> _TASK TO COMPLETE_
Look through the lines below and extract each one that contains "subtitle".

> _INPUT_
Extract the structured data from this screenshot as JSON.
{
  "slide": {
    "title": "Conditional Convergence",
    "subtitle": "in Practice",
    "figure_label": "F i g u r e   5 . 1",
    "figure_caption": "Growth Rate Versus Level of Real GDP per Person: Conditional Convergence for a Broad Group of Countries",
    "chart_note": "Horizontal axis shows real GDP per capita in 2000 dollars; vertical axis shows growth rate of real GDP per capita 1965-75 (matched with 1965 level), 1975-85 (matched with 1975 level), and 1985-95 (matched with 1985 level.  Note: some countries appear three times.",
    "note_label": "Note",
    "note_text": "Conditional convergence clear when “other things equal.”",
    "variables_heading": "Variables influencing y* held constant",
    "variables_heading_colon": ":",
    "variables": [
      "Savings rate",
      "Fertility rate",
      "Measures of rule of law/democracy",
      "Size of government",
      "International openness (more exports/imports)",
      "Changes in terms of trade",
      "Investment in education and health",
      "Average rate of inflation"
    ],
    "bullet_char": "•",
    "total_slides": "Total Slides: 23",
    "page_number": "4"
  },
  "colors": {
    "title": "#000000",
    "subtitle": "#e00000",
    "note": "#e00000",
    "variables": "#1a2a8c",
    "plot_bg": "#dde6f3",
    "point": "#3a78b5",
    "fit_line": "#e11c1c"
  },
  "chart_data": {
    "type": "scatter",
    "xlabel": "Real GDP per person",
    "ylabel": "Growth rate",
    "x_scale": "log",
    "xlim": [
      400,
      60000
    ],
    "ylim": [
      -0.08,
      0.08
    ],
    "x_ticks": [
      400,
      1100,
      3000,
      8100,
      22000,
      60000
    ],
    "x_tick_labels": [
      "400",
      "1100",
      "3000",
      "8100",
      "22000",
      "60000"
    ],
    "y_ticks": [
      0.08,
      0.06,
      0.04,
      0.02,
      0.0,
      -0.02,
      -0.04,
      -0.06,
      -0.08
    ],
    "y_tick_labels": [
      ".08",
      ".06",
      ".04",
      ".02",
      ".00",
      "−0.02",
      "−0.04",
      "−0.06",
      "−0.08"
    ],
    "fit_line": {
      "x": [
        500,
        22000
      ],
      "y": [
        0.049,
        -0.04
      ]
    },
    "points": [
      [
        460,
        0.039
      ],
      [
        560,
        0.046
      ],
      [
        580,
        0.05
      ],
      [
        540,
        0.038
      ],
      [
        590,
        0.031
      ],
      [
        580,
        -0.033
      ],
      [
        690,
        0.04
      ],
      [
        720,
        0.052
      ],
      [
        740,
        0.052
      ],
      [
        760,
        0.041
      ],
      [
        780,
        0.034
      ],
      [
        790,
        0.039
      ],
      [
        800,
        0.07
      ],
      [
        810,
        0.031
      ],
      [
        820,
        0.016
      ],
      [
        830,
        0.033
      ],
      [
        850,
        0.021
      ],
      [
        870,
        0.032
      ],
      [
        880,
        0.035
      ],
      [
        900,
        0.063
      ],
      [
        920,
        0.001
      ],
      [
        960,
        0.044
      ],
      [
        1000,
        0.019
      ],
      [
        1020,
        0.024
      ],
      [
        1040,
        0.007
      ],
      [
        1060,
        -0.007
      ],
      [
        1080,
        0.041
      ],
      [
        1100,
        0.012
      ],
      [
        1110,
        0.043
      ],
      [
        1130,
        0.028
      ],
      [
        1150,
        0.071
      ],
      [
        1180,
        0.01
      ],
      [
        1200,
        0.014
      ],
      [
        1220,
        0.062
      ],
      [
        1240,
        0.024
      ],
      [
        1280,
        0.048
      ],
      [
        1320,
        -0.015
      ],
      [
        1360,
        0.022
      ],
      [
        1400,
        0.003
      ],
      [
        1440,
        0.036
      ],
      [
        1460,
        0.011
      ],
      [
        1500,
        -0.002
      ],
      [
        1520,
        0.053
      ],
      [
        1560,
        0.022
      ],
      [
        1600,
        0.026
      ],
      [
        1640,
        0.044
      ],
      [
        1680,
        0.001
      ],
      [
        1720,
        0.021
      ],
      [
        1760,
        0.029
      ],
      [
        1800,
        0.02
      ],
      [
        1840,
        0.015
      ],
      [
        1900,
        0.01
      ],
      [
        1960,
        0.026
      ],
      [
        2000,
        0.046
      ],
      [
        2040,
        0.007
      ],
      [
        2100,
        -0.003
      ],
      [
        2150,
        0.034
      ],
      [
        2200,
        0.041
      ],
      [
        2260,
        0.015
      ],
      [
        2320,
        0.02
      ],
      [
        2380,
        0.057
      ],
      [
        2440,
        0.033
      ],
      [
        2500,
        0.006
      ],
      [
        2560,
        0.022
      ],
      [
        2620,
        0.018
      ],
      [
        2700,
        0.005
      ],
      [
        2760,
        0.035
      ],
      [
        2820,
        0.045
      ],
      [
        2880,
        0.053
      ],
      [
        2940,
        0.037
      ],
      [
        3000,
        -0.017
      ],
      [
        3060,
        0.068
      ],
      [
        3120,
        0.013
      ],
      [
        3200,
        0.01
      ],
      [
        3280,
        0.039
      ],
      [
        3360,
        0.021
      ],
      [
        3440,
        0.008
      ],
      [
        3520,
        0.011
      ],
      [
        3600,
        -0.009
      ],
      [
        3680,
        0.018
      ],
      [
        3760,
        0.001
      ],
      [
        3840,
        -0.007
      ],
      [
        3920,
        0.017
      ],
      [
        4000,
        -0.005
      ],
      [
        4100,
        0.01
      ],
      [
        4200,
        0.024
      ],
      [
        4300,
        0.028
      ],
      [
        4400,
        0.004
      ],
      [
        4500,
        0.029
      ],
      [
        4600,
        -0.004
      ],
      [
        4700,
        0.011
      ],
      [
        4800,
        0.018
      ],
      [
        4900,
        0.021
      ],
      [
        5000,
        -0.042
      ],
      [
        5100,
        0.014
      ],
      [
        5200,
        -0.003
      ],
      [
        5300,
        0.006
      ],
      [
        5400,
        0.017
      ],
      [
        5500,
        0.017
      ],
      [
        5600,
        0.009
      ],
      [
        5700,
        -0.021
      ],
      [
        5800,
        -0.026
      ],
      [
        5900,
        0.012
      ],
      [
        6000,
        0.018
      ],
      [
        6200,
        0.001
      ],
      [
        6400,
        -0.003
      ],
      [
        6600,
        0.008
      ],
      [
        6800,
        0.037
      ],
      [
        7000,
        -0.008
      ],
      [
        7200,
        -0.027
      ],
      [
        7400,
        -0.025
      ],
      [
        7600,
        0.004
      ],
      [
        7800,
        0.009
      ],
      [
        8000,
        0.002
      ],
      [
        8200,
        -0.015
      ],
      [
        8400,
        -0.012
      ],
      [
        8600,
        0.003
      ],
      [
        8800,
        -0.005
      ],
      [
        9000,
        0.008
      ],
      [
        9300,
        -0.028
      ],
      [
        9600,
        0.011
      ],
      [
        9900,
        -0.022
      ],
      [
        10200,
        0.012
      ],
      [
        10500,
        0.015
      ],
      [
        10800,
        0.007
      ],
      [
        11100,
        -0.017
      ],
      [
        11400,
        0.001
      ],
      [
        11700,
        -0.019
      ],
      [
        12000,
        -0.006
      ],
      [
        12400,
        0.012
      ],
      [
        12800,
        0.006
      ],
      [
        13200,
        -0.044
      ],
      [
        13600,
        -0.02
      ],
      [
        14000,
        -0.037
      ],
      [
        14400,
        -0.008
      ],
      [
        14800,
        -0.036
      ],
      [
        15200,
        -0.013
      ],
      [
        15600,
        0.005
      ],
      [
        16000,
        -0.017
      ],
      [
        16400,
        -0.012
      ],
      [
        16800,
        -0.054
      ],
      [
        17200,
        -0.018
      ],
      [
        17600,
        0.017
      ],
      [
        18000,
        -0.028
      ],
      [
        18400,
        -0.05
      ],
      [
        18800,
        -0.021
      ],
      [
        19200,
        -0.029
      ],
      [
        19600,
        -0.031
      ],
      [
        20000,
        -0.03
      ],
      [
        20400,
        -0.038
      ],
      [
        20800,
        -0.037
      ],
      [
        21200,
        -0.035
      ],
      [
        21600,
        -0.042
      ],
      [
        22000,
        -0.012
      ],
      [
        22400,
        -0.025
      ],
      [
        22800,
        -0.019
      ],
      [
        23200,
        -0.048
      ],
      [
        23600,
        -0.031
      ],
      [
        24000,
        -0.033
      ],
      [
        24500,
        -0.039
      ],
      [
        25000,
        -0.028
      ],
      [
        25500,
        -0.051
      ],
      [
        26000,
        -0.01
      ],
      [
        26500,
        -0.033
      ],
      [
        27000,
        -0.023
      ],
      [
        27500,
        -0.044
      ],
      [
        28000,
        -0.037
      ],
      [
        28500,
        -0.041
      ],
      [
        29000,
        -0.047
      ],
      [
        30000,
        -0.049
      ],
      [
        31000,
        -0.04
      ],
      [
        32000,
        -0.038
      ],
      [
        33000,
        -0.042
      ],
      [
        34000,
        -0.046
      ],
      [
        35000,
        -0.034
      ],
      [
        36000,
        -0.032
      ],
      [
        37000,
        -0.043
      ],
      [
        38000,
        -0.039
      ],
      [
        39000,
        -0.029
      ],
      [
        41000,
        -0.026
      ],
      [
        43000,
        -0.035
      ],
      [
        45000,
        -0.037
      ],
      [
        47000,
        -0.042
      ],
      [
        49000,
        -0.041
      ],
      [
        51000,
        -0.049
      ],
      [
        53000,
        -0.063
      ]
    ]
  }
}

> _ANSWER TO THE PROBLEM_
    "subtitle": "in Practice",
    "subtitle": "#e00000",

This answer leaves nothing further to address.